**What the task asks:** Return all lines with the word "background" in them.

[Figure record extracts]
____________________
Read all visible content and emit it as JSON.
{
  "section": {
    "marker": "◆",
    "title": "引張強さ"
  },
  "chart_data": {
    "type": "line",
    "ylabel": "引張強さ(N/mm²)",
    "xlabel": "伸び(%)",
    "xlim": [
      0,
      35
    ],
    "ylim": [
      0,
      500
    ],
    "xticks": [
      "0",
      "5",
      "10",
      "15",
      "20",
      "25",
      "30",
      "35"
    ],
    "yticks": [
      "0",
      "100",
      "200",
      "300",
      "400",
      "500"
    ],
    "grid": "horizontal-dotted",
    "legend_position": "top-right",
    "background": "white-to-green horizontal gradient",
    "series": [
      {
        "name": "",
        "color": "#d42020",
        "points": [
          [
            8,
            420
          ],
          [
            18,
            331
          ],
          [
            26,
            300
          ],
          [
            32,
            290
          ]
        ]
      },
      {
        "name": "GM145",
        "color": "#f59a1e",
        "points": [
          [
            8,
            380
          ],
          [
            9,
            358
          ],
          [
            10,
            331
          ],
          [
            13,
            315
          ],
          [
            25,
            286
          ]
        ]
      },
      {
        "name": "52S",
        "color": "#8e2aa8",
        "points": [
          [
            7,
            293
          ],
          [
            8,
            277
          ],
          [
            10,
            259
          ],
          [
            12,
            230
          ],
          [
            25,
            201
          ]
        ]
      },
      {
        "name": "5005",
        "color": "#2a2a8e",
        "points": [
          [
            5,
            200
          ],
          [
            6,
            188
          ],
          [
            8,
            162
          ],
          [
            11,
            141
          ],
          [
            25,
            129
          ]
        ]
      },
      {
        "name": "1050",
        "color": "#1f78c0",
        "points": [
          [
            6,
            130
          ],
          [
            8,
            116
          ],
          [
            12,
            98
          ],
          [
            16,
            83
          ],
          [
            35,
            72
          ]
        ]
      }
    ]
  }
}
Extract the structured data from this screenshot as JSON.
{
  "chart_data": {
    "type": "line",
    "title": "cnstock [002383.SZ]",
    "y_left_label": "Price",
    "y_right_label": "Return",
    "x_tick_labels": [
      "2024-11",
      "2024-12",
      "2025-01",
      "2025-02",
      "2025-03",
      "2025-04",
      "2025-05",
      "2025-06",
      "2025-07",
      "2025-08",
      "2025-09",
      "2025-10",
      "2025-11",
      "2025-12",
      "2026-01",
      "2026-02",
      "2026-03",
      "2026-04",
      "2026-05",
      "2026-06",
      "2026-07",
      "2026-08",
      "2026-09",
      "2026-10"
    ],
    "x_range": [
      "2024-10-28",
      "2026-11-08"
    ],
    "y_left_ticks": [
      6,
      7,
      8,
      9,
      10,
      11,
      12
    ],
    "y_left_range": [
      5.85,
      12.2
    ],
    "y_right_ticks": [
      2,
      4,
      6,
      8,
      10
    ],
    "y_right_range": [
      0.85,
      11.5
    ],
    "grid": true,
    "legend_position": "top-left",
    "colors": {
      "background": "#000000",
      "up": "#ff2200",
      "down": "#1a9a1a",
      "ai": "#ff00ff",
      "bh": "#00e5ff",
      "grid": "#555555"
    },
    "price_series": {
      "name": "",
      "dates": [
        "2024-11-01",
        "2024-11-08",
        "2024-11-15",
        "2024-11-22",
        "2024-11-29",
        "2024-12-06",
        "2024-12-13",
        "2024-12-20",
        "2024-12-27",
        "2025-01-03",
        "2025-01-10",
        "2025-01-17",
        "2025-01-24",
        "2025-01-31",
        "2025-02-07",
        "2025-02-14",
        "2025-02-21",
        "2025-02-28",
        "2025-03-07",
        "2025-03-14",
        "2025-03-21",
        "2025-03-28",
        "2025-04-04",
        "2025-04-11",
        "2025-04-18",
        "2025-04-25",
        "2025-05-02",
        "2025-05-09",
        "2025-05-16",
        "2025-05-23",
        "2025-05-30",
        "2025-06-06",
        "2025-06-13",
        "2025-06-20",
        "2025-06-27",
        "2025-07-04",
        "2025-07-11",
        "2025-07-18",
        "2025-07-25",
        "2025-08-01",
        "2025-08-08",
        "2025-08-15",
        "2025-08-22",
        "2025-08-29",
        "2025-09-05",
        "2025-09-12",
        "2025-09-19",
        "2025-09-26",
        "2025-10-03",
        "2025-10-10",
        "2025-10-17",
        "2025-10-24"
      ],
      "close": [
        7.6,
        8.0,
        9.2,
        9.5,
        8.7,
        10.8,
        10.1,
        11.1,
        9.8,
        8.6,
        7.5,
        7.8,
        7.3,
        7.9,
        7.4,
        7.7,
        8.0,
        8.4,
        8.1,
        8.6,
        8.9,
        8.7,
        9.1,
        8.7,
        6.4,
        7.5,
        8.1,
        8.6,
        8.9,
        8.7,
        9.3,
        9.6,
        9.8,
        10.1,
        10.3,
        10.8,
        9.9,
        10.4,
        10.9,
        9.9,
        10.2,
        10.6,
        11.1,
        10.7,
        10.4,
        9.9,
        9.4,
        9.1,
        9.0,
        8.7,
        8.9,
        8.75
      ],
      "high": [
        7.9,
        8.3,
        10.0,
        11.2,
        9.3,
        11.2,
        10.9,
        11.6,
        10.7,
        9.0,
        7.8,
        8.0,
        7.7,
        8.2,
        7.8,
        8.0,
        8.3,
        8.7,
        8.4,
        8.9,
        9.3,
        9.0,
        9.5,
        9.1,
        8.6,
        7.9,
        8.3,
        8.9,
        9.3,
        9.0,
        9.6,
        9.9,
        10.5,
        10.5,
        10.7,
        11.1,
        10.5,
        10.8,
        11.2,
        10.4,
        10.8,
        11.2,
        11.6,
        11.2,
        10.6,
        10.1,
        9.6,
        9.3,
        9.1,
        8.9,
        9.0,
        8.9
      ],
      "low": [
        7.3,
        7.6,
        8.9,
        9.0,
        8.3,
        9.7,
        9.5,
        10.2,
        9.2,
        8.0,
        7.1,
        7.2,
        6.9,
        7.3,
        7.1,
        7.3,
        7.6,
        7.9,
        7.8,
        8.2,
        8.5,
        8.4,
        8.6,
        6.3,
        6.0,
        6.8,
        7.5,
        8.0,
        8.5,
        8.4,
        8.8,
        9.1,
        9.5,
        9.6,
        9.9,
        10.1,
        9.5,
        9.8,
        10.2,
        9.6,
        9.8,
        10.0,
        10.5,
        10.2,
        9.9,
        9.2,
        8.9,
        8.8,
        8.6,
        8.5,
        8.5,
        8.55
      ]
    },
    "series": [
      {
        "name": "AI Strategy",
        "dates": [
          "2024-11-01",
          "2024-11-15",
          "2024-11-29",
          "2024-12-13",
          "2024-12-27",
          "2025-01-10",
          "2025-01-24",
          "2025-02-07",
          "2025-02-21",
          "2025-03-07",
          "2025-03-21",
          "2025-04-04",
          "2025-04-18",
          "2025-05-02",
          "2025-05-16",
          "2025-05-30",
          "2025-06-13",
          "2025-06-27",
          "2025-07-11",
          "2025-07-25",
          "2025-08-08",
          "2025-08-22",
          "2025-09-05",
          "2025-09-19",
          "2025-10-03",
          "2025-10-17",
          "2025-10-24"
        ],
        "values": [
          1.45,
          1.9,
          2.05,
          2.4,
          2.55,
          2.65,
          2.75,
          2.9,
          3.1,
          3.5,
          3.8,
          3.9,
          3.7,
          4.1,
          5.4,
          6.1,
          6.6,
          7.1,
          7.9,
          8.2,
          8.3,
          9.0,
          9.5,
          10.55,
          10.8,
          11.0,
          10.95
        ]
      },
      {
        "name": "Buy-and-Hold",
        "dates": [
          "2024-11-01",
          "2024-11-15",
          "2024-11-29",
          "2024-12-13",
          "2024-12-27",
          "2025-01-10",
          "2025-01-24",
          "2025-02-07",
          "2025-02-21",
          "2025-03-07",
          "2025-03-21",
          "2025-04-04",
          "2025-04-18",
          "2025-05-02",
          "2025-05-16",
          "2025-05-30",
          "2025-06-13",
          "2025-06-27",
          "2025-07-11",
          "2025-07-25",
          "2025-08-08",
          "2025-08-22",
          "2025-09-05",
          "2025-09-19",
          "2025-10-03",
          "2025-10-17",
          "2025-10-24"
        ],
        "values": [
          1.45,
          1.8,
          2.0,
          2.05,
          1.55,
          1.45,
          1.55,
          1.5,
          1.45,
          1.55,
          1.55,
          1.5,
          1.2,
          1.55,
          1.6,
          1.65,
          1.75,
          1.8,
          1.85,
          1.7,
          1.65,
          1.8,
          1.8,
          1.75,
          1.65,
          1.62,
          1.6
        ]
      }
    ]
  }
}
____________________
**Exercise response:**
    "background": "white-to-green horizontal gradient",
      "background": "#000000",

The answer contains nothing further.